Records
--- start ---
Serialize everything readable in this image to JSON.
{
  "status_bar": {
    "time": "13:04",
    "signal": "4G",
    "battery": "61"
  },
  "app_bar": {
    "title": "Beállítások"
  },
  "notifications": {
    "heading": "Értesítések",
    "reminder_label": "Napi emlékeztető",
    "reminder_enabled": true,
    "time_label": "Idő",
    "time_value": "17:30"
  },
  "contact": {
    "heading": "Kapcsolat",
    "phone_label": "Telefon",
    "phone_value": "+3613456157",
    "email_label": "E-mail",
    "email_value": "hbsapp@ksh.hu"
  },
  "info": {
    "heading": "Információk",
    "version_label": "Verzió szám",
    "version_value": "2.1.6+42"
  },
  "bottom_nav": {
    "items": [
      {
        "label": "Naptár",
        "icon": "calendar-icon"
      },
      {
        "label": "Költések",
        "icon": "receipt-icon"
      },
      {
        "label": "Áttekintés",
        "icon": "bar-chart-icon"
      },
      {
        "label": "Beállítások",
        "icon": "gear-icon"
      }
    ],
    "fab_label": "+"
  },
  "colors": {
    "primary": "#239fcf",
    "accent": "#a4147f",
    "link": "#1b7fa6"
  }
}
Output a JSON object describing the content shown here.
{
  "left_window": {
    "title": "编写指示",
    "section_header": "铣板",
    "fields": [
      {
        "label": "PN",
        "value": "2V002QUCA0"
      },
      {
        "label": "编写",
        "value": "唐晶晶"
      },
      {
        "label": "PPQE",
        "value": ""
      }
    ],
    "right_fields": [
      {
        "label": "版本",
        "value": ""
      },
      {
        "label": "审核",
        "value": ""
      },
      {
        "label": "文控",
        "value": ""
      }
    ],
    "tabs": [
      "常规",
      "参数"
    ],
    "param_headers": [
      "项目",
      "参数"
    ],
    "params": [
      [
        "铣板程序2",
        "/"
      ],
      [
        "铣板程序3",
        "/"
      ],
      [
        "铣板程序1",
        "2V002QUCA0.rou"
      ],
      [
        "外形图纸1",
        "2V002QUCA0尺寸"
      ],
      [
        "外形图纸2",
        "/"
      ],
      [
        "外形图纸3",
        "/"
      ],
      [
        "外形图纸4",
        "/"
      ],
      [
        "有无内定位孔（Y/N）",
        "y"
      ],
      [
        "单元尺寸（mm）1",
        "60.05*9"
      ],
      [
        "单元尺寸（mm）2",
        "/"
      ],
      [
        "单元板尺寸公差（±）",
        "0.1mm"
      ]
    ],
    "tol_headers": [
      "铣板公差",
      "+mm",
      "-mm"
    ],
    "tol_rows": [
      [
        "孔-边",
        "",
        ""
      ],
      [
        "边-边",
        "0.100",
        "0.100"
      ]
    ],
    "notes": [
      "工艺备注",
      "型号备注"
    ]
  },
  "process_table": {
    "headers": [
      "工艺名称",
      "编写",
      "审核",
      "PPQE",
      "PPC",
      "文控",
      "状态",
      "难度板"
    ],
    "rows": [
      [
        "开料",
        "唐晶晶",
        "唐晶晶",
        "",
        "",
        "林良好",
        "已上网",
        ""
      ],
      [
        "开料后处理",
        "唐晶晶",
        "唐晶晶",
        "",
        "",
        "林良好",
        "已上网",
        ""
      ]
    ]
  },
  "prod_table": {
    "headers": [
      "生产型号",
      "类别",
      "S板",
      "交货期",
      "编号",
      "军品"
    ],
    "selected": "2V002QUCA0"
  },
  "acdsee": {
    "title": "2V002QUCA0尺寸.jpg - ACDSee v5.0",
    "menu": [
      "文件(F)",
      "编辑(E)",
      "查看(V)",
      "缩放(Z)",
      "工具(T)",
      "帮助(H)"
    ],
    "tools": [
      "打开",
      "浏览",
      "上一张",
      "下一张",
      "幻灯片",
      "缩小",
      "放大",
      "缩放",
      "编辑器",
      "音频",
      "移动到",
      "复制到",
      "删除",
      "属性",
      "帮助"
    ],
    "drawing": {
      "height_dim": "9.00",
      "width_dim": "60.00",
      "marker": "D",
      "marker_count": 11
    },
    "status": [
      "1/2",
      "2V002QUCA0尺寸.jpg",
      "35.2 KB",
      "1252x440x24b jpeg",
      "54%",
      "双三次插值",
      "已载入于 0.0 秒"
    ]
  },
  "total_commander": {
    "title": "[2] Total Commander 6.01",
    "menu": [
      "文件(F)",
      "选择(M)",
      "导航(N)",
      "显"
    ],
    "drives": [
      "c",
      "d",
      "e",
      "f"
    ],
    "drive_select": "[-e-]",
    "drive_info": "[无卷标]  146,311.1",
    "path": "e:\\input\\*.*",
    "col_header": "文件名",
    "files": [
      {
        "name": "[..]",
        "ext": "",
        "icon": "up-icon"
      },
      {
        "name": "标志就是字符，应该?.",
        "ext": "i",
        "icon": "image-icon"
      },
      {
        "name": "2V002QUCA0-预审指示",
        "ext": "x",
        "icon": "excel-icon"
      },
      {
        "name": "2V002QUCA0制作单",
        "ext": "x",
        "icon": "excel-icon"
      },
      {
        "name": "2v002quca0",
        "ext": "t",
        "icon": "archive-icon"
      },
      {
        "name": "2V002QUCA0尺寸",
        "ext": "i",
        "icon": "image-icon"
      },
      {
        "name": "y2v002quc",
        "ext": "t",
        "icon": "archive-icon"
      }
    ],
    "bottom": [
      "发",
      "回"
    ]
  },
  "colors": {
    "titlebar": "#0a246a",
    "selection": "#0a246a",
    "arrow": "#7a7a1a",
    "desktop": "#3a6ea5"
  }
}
--- end ---
* **Set task**
Among the lines of the data above, count those holding "Beállítások" and state only the number.

* **Output**
2